The listing beneath should be written out in full, exactly as shown.

((

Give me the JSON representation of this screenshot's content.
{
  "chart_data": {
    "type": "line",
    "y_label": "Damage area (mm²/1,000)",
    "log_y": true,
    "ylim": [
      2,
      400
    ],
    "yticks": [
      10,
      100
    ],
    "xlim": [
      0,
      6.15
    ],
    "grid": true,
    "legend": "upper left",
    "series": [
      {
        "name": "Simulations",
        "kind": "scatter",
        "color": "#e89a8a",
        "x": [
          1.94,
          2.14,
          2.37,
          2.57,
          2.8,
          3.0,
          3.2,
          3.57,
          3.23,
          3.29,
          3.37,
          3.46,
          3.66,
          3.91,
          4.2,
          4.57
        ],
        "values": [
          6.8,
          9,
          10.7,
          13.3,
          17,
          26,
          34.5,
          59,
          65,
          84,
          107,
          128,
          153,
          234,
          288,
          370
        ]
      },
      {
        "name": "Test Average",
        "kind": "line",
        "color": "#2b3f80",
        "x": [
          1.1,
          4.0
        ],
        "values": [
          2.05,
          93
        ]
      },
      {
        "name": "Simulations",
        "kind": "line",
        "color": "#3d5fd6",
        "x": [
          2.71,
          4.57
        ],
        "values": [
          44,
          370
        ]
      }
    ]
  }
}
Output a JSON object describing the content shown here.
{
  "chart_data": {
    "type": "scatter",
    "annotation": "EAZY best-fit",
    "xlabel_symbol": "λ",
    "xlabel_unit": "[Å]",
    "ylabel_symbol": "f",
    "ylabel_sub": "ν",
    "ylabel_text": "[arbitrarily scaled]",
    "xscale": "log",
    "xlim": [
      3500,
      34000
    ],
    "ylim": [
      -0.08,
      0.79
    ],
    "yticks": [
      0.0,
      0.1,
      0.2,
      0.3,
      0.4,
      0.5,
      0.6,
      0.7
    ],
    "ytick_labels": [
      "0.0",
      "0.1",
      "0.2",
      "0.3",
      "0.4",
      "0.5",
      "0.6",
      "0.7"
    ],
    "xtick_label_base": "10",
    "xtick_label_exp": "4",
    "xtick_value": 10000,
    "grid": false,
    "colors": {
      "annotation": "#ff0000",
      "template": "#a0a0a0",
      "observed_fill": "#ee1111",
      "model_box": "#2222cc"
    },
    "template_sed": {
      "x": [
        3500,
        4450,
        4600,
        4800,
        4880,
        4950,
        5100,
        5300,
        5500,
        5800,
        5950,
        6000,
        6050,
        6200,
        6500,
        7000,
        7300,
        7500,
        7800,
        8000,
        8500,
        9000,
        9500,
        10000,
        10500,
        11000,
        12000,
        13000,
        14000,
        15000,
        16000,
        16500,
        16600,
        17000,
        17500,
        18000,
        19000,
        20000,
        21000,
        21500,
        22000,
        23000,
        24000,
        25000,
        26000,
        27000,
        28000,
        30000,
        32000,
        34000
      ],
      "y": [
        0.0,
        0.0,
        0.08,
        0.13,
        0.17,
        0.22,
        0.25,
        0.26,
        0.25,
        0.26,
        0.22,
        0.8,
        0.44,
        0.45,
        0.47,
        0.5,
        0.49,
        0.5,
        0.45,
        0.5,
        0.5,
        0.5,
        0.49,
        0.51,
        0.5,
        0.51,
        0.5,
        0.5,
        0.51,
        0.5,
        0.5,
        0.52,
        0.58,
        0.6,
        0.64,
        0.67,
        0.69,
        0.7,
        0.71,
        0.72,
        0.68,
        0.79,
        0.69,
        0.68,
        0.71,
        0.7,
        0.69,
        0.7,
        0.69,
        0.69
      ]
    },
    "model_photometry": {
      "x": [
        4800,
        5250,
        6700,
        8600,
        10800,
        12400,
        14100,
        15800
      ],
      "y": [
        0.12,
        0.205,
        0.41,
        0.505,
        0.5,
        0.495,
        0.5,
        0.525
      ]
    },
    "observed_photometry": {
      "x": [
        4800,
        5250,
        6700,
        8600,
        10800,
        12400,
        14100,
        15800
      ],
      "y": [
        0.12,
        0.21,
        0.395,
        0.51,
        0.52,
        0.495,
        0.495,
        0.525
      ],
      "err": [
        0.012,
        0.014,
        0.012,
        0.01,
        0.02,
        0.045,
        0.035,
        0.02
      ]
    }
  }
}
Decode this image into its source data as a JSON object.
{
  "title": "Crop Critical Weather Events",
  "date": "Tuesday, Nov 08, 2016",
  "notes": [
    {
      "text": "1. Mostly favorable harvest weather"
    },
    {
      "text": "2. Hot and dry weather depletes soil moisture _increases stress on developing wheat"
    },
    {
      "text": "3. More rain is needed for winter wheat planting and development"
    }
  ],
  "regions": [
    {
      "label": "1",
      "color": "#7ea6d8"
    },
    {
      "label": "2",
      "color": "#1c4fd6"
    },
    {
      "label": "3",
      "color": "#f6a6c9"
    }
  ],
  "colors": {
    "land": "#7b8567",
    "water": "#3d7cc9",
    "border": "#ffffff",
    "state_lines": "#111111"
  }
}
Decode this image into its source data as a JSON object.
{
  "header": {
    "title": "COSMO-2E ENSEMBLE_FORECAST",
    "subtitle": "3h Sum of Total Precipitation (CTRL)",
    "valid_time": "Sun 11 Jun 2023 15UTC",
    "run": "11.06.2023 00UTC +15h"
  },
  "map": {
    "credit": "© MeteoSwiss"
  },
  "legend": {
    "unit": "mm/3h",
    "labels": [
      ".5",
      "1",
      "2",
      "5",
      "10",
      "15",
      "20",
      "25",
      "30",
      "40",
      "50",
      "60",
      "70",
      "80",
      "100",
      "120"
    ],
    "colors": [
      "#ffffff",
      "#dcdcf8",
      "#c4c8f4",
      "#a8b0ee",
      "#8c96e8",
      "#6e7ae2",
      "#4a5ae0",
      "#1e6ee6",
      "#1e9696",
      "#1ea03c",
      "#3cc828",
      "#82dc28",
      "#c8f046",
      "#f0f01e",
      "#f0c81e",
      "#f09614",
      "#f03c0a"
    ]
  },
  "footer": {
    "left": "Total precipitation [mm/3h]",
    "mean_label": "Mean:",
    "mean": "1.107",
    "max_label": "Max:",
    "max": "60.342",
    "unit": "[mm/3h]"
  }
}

))

→ **WRITTEN SOLUTION**:
Give me the JSON representation of this screenshot's content.
{
  "chart_data": {
    "type": "line",
    "y_label": "Damage area (mm²/1,000)",
    "log_y": true,
    "ylim": [
      2,
      400
    ],
    "yticks": [
      10,
      100
    ],
    "xlim": [
      0,
      6.15
    ],
    "grid": true,
    "legend": "upper left",
    "series": [
      {
        "name": "Simulations",
        "kind": "scatter",
        "color": "#e89a8a",
        "x": [
          1.94,
          2.14,
          2.37,
          2.57,
          2.8,
          3.0,
          3.2,
          3.57,
          3.23,
          3.29,
          3.37,
          3.46,
          3.66,
          3.91,
          4.2,
          4.57
        ],
        "values": [
          6.8,
          9,
          10.7,
          13.3,
          17,
          26,
          34.5,
          59,
          65,
          84,
          107,
          128,
          153,
          234,
          288,
          370
        ]
      },
      {
        "name": "Test Average",
        "kind": "line",
        "color": "#2b3f80",
        "x": [
          1.1,
          4.0
        ],
        "values": [
          2.05,
          93
        ]
      },
      {
        "name": "Simulations",
        "kind": "line",
        "color": "#3d5fd6",
        "x": [
          2.71,
          4.57
        ],
        "values": [
          44,
          370
        ]
      }
    ]
  }
}
Output a JSON object describing the content shown here.
{
  "chart_data": {
    "type": "scatter",
    "annotation": "EAZY best-fit",
    "xlabel_symbol": "λ",
    "xlabel_unit": "[Å]",
    "ylabel_symbol": "f",
    "ylabel_sub": "ν",
    "ylabel_text": "[arbitrarily scaled]",
    "xscale": "log",
    "xlim": [
      3500,
      34000
    ],
    "ylim": [
      -0.08,
      0.79
    ],
    "yticks": [
      0.0,
      0.1,
      0.2,
      0.3,
      0.4,
      0.5,
      0.6,
      0.7
    ],
    "ytick_labels": [
      "0.0",
      "0.1",
      "0.2",
      "0.3",
      "0.4",
      "0.5",
      "0.6",
      "0.7"
    ],
    "xtick_label_base": "10",
    "xtick_label_exp": "4",
    "xtick_value": 10000,
    "grid": false,
    "colors": {
      "annotation": "#ff0000",
      "template": "#a0a0a0",
      "observed_fill": "#ee1111",
      "model_box": "#2222cc"
    },
    "template_sed": {
      "x": [
        3500,
        4450,
        4600,
        4800,
        4880,
        4950,
        5100,
        5300,
        5500,
        5800,
        5950,
        6000,
        6050,
        6200,
        6500,
        7000,
        7300,
        7500,
        7800,
        8000,
        8500,
        9000,
        9500,
        10000,
        10500,
        11000,
        12000,
        13000,
        14000,
        15000,
        16000,
        16500,
        16600,
        17000,
        17500,
        18000,
        19000,
        20000,
        21000,
        21500,
        22000,
        23000,
        24000,
        25000,
        26000,
        27000,
        28000,
        30000,
        32000,
        34000
      ],
      "y": [
        0.0,
        0.0,
        0.08,
        0.13,
        0.17,
        0.22,
        0.25,
        0.26,
        0.25,
        0.26,
        0.22,
        0.8,
        0.44,
        0.45,
        0.47,
        0.5,
        0.49,
        0.5,
        0.45,
        0.5,
        0.5,
        0.5,
        0.49,
        0.51,
        0.5,
        0.51,
        0.5,
        0.5,
        0.51,
        0.5,
        0.5,
        0.52,
        0.58,
        0.6,
        0.64,
        0.67,
        0.69,
        0.7,
        0.71,
        0.72,
        0.68,
        0.79,
        0.69,
        0.68,
        0.71,
        0.7,
        0.69,
        0.7,
        0.69,
        0.69
      ]
    },
    "model_photometry": {
      "x": [
        4800,
        5250,
        6700,
        8600,
        10800,
        12400,
        14100,
        15800
      ],
      "y": [
        0.12,
        0.205,
        0.41,
        0.505,
        0.5,
        0.495,
        0.5,
        0.525
      ]
    },
    "observed_photometry": {
      "x": [
        4800,
        5250,
        6700,
        8600,
        10800,
        12400,
        14100,
        15800
      ],
      "y": [
        0.12,
        0.21,
        0.395,
        0.51,
        0.52,
        0.495,
        0.495,
        0.525
      ],
      "err": [
        0.012,
        0.014,
        0.012,
        0.01,
        0.02,
        0.045,
        0.035,
        0.02
      ]
    }
  }
}
Decode this image into its source data as a JSON object.
{
  "title": "Crop Critical Weather Events",
  "date": "Tuesday, Nov 08, 2016",
  "notes": [
    {
      "text": "1. Mostly favorable harvest weather"
    },
    {
      "text": "2. Hot and dry weather depletes soil moisture _increases stress on developing wheat"
    },
    {
      "text": "3. More rain is needed for winter wheat planting and development"
    }
  ],
  "regions": [
    {
      "label": "1",
      "color": "#7ea6d8"
    },
    {
      "label": "2",
      "color": "#1c4fd6"
    },
    {
      "label": "3",
      "color": "#f6a6c9"
    }
  ],
  "colors": {
    "land": "#7b8567",
    "water": "#3d7cc9",
    "border": "#ffffff",
    "state_lines": "#111111"
  }
}
Decode this image into its source data as a JSON object.
{
  "header": {
    "title": "COSMO-2E ENSEMBLE_FORECAST",
    "subtitle": "3h Sum of Total Precipitation (CTRL)",
    "valid_time": "Sun 11 Jun 2023 15UTC",
    "run": "11.06.2023 00UTC +15h"
  },
  "map": {
    "credit": "© MeteoSwiss"
  },
  "legend": {
    "unit": "mm/3h",
    "labels": [
      ".5",
      "1",
      "2",
      "5",
      "10",
      "15",
      "20",
      "25",
      "30",
      "40",
      "50",
      "60",
      "70",
      "80",
      "100",
      "120"
    ],
    "colors": [
      "#ffffff",
      "#dcdcf8",
      "#c4c8f4",
      "#a8b0ee",
      "#8c96e8",
      "#6e7ae2",
      "#4a5ae0",
      "#1e6ee6",
      "#1e9696",
      "#1ea03c",
      "#3cc828",
      "#82dc28",
      "#c8f046",
      "#f0f01e",
      "#f0c81e",
      "#f09614",
      "#f03c0a"
    ]
  },
  "footer": {
    "left": "Total precipitation [mm/3h]",
    "mean_label": "Mean:",
    "mean": "1.107",
    "max_label": "Max:",
    "max": "60.342",
    "unit": "[mm/3h]"
  }
}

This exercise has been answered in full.